----- EXTRACTED RECORDS

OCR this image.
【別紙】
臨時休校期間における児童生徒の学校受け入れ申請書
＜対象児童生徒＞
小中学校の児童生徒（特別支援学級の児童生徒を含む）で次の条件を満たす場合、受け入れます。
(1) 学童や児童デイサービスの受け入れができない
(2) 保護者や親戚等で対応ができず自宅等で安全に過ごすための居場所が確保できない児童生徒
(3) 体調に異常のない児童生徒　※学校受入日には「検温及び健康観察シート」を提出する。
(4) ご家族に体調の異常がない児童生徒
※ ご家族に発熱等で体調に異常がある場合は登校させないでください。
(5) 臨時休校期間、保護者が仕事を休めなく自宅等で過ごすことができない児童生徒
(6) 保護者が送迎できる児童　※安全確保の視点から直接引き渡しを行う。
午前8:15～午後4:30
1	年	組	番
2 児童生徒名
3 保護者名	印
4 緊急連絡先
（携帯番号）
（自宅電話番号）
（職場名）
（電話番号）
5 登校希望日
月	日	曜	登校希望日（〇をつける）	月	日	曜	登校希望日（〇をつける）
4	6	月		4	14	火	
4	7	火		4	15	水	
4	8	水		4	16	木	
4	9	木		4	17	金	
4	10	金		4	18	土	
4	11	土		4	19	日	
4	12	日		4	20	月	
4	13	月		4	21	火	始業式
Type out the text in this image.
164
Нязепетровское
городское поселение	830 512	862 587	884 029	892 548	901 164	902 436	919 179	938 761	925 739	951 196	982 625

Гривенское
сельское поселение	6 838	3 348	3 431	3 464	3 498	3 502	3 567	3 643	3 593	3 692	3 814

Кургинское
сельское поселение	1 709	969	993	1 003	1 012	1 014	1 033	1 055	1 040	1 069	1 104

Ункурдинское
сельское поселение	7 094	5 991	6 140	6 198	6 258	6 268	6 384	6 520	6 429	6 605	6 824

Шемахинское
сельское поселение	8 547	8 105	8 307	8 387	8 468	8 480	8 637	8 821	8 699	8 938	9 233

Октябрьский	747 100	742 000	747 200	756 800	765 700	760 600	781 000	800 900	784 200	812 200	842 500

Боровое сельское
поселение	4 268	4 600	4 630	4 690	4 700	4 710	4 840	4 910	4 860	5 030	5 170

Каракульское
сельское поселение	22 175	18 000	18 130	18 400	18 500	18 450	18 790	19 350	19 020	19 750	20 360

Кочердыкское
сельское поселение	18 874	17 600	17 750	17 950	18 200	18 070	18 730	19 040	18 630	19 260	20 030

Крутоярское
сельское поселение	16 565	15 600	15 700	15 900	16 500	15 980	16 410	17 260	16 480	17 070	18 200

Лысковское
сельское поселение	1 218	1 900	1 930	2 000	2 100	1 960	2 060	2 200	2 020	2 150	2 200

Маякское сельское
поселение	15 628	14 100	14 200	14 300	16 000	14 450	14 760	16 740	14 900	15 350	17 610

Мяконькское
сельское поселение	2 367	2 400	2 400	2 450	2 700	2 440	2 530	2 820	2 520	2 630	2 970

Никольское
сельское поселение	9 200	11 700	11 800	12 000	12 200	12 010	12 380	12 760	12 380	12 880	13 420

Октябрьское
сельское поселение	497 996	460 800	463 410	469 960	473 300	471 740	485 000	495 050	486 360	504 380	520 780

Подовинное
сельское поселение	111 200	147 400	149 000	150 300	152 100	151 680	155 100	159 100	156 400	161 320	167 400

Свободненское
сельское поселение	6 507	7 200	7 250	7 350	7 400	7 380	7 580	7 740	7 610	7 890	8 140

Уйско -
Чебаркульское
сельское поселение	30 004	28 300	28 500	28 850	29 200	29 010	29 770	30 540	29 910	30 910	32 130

----------

◆ TASK PROMPT:
Tally every line of the data that holds the word "登校希望日" and write the count alone.

◆ FINISHED ANSWER:
2